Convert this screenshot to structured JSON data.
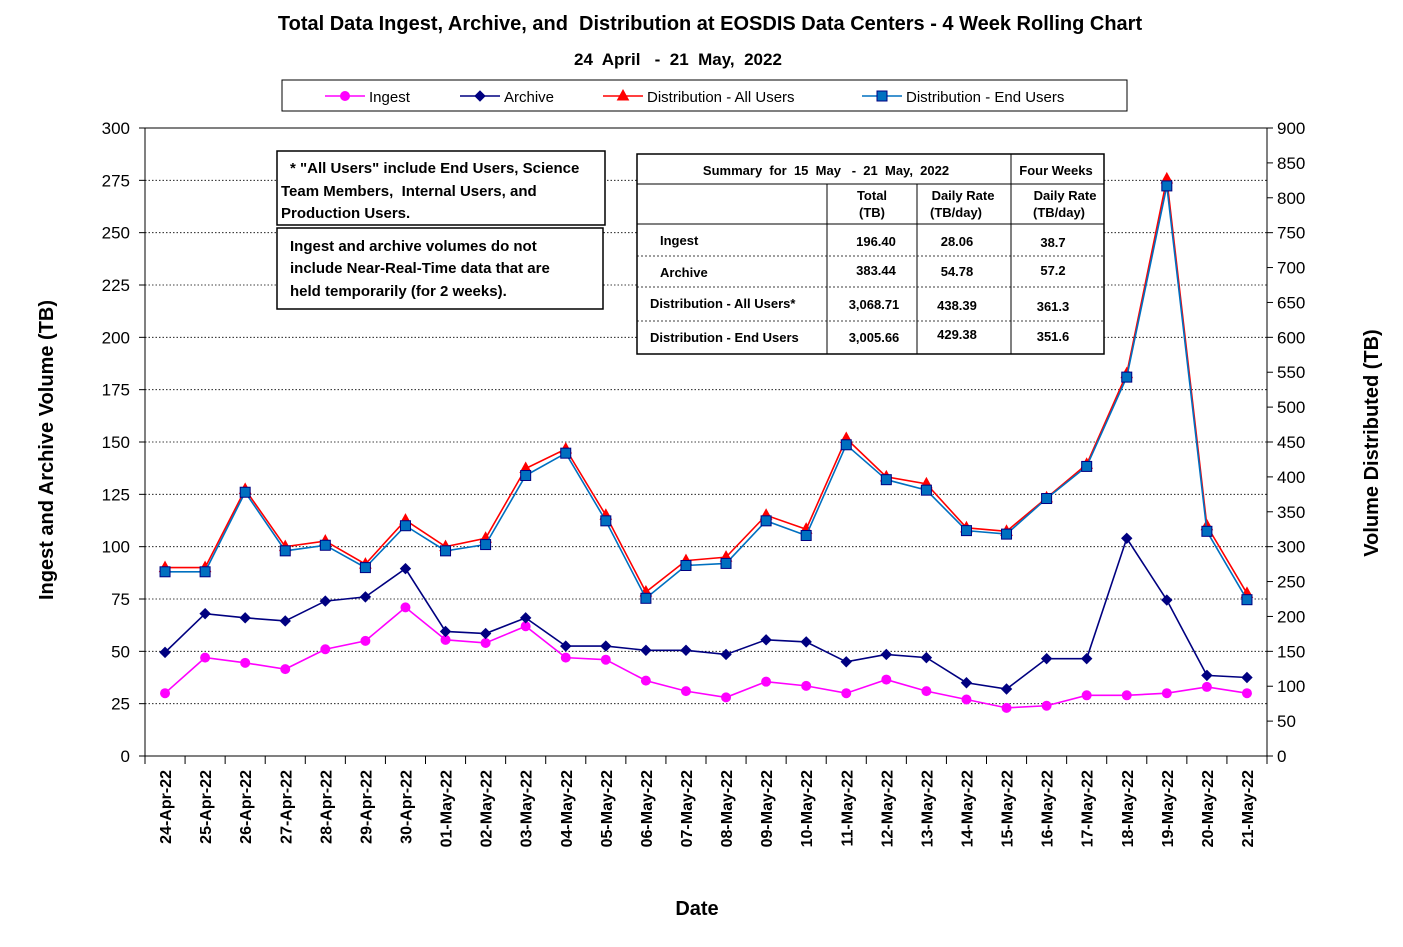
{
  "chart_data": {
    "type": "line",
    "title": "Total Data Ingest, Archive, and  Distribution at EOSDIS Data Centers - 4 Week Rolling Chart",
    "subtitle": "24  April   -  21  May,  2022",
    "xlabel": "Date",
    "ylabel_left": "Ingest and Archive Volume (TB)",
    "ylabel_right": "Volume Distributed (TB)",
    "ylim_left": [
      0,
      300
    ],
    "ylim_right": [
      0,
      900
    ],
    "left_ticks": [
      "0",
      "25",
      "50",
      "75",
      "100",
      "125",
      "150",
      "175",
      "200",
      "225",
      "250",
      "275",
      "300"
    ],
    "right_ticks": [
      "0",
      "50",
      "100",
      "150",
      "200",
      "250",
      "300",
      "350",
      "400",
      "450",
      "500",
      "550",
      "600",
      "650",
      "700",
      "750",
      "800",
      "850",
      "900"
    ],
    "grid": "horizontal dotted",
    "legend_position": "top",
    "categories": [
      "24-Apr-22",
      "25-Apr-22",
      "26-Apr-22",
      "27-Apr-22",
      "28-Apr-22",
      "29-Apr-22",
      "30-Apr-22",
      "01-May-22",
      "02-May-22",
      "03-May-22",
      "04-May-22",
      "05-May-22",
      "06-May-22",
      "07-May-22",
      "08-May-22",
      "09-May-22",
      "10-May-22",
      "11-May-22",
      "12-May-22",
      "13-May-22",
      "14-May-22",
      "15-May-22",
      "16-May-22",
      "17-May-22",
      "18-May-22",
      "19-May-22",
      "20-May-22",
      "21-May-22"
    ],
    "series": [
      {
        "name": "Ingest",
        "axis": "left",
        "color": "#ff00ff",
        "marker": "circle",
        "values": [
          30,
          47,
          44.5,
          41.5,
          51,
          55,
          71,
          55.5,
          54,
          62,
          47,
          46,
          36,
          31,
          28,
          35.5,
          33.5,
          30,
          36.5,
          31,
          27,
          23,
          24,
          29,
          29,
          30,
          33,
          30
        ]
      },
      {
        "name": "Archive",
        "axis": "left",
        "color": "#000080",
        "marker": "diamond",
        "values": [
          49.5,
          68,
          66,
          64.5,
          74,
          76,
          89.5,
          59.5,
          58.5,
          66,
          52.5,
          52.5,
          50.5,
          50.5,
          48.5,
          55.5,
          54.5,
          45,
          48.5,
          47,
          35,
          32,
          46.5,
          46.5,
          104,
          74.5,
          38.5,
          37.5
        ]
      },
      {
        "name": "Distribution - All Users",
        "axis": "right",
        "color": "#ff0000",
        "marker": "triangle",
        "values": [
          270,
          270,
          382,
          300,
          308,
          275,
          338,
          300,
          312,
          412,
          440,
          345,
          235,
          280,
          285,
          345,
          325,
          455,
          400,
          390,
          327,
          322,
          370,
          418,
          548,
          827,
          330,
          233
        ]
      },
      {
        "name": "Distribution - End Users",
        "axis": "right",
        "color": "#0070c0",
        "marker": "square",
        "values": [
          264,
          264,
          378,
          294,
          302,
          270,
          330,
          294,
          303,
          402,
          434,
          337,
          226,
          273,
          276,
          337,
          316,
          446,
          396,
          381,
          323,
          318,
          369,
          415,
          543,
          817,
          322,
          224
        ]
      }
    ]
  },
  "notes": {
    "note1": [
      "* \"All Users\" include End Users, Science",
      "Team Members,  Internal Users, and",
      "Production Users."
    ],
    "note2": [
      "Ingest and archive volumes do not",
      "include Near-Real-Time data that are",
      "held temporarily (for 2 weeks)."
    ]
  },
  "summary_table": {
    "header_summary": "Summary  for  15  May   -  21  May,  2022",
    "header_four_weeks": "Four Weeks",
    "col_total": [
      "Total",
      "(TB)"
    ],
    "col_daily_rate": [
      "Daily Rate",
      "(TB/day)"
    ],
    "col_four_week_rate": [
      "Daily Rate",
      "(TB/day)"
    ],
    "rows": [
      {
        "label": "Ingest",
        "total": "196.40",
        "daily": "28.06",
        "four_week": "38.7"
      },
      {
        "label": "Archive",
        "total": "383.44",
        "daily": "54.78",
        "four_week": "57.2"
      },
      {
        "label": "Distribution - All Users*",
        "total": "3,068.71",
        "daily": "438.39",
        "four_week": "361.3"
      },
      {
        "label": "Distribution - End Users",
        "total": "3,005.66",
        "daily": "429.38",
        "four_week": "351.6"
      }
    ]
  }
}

WRITTEN TASK: Images do not belong in the copy; reproduce all other parts of the records above verbatim.

FULL OUTPUT:
Convert this screenshot to structured JSON data.
{
  "chart_data": {
    "type": "line",
    "title": "Total Data Ingest, Archive, and  Distribution at EOSDIS Data Centers - 4 Week Rolling Chart",
    "subtitle": "24  April   -  21  May,  2022",
    "xlabel": "Date",
    "ylabel_left": "Ingest and Archive Volume (TB)",
    "ylabel_right": "Volume Distributed (TB)",
    "ylim_left": [
      0,
      300
    ],
    "ylim_right": [
      0,
      900
    ],
    "left_ticks": [
      "0",
      "25",
      "50",
      "75",
      "100",
      "125",
      "150",
      "175",
      "200",
      "225",
      "250",
      "275",
      "300"
    ],
    "right_ticks": [
      "0",
      "50",
      "100",
      "150",
      "200",
      "250",
      "300",
      "350",
      "400",
      "450",
      "500",
      "550",
      "600",
      "650",
      "700",
      "750",
      "800",
      "850",
      "900"
    ],
    "grid": "horizontal dotted",
    "legend_position": "top",
    "categories": [
      "24-Apr-22",
      "25-Apr-22",
      "26-Apr-22",
      "27-Apr-22",
      "28-Apr-22",
      "29-Apr-22",
      "30-Apr-22",
      "01-May-22",
      "02-May-22",
      "03-May-22",
      "04-May-22",
      "05-May-22",
      "06-May-22",
      "07-May-22",
      "08-May-22",
      "09-May-22",
      "10-May-22",
      "11-May-22",
      "12-May-22",
      "13-May-22",
      "14-May-22",
      "15-May-22",
      "16-May-22",
      "17-May-22",
      "18-May-22",
      "19-May-22",
      "20-May-22",
      "21-May-22"
    ],
    "series": [
      {
        "name": "Ingest",
        "axis": "left",
        "color": "#ff00ff",
        "marker": "circle",
        "values": [
          30,
          47,
          44.5,
          41.5,
          51,
          55,
          71,
          55.5,
          54,
          62,
          47,
          46,
          36,
          31,
          28,
          35.5,
          33.5,
          30,
          36.5,
          31,
          27,
          23,
          24,
          29,
          29,
          30,
          33,
          30
        ]
      },
      {
        "name": "Archive",
        "axis": "left",
        "color": "#000080",
        "marker": "diamond",
        "values": [
          49.5,
          68,
          66,
          64.5,
          74,
          76,
          89.5,
          59.5,
          58.5,
          66,
          52.5,
          52.5,
          50.5,
          50.5,
          48.5,
          55.5,
          54.5,
          45,
          48.5,
          47,
          35,
          32,
          46.5,
          46.5,
          104,
          74.5,
          38.5,
          37.5
        ]
      },
      {
        "name": "Distribution - All Users",
        "axis": "right",
        "color": "#ff0000",
        "marker": "triangle",
        "values": [
          270,
          270,
          382,
          300,
          308,
          275,
          338,
          300,
          312,
          412,
          440,
          345,
          235,
          280,
          285,
          345,
          325,
          455,
          400,
          390,
          327,
          322,
          370,
          418,
          548,
          827,
          330,
          233
        ]
      },
      {
        "name": "Distribution - End Users",
        "axis": "right",
        "color": "#0070c0",
        "marker": "square",
        "values": [
          264,
          264,
          378,
          294,
          302,
          270,
          330,
          294,
          303,
          402,
          434,
          337,
          226,
          273,
          276,
          337,
          316,
          446,
          396,
          381,
          323,
          318,
          369,
          415,
          543,
          817,
          322,
          224
        ]
      }
    ]
  },
  "notes": {
    "note1": [
      "* \"All Users\" include End Users, Science",
      "Team Members,  Internal Users, and",
      "Production Users."
    ],
    "note2": [
      "Ingest and archive volumes do not",
      "include Near-Real-Time data that are",
      "held temporarily (for 2 weeks)."
    ]
  },
  "summary_table": {
    "header_summary": "Summary  for  15  May   -  21  May,  2022",
    "header_four_weeks": "Four Weeks",
    "col_total": [
      "Total",
      "(TB)"
    ],
    "col_daily_rate": [
      "Daily Rate",
      "(TB/day)"
    ],
    "col_four_week_rate": [
      "Daily Rate",
      "(TB/day)"
    ],
    "rows": [
      {
        "label": "Ingest",
        "total": "196.40",
        "daily": "28.06",
        "four_week": "38.7"
      },
      {
        "label": "Archive",
        "total": "383.44",
        "daily": "54.78",
        "four_week": "57.2"
      },
      {
        "label": "Distribution - All Users*",
        "total": "3,068.71",
        "daily": "438.39",
        "four_week": "361.3"
      },
      {
        "label": "Distribution - End Users",
        "total": "3,005.66",
        "daily": "429.38",
        "four_week": "351.6"
      }
    ]
  }
}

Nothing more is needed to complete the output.